Goal 1: In the records, print the lines from the one with "y-tick-label: 10 xyxy=(503,357,509,362)" to the one with "x-tick-label: 8450 xyxy=(295,215,306,220)", both included, reproducing each line word for word.

Page:
>>>>>

# OMG!



## Don Turnipseed (Oct 8, 2006)

I had some folks here to look at dogs this morning. I kept hearing this sound like a puppy crying.....but I have no puppies so I thought it was the squirrels chattering while I talked to the people. We went over so they could see two of the 3 or 4 expectant mothers and the crying was louder and one of the moms was missing. I went in and opened the box and there was 7 little wrigglers. OMG....I am so excited I just don't know what to do so I an going to lunch.


----------



## Tamara Villagomez (Nov 28, 2009)

Oh how exciting!! Congrats!


----------



## Connie Sutherland (Mar 27, 2006)

Don Turnipseed said:


> I had some folks here to look at dogs this morning. I kept hearing this sound like a puppy crying.....but I have no puppies so I thought it was the squirrels chattering while I talked to the people. We went over so they could see two of the 3 or 4 expectant mothers and the crying was louder and one of the moms was missing. I went in and opened the box and there was 7 little wrigglers. OMG....I am so excited I just don't know what to do so I an going to lunch.



Larvae! Yay! 8)


----------



## Mike Scheiber (Feb 17, 2008)

How was lunch and what did you eat


----------



## Gerry Grimwood (Apr 2, 2007)

<<<<<

Material shown:

>>>>>

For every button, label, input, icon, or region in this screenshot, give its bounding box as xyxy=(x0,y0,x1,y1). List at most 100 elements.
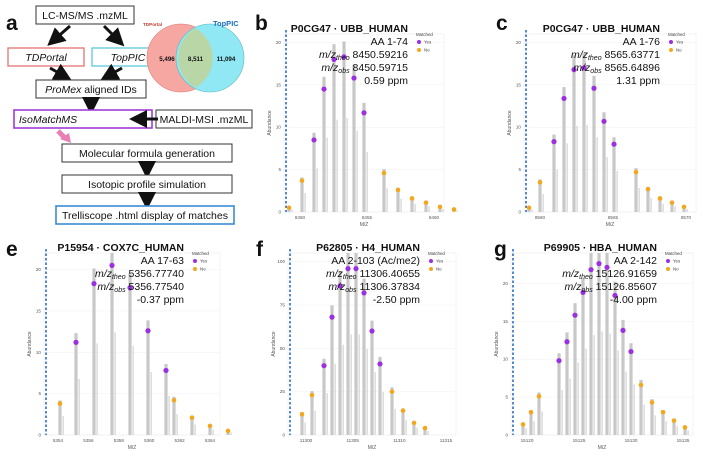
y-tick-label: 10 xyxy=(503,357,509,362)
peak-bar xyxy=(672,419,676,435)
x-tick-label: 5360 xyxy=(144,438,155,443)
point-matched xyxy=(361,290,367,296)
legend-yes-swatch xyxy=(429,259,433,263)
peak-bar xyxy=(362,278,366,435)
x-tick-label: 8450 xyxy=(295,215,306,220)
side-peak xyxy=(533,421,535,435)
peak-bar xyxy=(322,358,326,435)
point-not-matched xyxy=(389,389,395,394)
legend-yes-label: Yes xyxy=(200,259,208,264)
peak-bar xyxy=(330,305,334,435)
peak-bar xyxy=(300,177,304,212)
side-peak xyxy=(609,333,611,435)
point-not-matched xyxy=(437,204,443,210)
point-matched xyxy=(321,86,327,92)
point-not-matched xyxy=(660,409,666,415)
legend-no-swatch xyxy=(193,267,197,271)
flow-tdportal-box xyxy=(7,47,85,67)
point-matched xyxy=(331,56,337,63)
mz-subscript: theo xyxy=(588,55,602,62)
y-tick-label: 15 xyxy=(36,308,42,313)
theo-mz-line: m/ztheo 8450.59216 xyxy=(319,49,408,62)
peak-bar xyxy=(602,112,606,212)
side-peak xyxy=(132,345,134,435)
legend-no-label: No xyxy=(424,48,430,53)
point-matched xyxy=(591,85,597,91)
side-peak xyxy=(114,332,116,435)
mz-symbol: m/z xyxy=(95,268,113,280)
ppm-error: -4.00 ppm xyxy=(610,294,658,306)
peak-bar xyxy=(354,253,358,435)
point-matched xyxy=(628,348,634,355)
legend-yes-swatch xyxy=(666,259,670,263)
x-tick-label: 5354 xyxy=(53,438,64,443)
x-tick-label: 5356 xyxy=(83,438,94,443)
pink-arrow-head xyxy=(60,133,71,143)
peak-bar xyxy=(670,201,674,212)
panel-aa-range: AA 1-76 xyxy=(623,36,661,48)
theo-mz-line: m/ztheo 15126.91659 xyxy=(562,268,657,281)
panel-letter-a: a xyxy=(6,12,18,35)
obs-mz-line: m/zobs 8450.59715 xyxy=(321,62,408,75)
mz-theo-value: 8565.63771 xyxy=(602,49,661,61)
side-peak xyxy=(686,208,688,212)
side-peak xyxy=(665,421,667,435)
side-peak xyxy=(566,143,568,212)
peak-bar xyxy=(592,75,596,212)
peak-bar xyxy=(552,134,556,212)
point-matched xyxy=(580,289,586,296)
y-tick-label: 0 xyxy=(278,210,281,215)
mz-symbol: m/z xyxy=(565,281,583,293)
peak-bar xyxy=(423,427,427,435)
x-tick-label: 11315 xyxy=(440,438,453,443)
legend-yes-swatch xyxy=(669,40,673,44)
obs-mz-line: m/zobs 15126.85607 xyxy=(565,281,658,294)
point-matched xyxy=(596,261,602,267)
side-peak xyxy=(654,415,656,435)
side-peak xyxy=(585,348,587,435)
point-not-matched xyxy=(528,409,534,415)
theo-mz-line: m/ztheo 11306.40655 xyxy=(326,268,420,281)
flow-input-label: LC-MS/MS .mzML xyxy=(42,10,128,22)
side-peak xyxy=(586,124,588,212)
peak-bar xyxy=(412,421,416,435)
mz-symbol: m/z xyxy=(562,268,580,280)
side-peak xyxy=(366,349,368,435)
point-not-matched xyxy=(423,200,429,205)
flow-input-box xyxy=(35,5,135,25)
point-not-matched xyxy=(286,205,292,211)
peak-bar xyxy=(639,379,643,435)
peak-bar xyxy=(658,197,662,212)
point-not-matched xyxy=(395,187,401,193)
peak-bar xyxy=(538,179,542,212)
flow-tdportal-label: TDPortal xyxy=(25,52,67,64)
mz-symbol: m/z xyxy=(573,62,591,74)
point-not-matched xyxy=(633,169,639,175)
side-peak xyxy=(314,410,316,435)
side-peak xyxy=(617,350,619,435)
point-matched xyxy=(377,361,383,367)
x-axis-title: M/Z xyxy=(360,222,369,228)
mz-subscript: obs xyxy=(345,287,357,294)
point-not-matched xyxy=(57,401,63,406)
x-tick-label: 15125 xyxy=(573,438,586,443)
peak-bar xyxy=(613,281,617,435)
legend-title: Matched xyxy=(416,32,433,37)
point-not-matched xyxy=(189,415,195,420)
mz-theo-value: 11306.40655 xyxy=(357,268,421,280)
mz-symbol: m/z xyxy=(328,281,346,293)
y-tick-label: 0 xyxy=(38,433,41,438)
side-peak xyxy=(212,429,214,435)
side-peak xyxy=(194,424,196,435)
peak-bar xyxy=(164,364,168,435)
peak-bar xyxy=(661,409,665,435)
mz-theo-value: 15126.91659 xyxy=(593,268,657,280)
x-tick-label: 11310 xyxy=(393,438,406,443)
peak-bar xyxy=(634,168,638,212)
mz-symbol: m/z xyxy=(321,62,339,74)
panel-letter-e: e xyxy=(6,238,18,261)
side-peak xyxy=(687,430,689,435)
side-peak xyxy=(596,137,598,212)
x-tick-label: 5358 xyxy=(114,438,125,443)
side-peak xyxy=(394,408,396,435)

<<<<<

Goal 2: Output the passage of the thread from "## Connie Sutherland" to "Larvae! Yay! 8)", copied word for word.

Worked solution 1:
y-tick-label: 10 xyxy=(503,357,509,362)
peak-bar xyxy=(672,419,676,435)
x-tick-label: 5360 xyxy=(144,438,155,443)
point-matched xyxy=(361,290,367,296)
legend-yes-swatch xyxy=(429,259,433,263)
peak-bar xyxy=(362,278,366,435)
x-tick-label: 8450 xyxy=(295,215,306,220)

Worked solution 2:
## Connie Sutherland (Mar 27, 2006)

Don Turnipseed said:


> I had some folks here to look at dogs this morning. I kept hearing this sound like a puppy crying.....but I have no puppies so I thought it was the squirrels chattering while I talked to the people. We went over so they could see two of the 3 or 4 expectant mothers and the crying was louder and one of the moms was missing. I went in and opened the box and there was 7 little wrigglers. OMG....I am so excited I just don't know what to do so I an going to lunch.



Larvae! Yay! 8)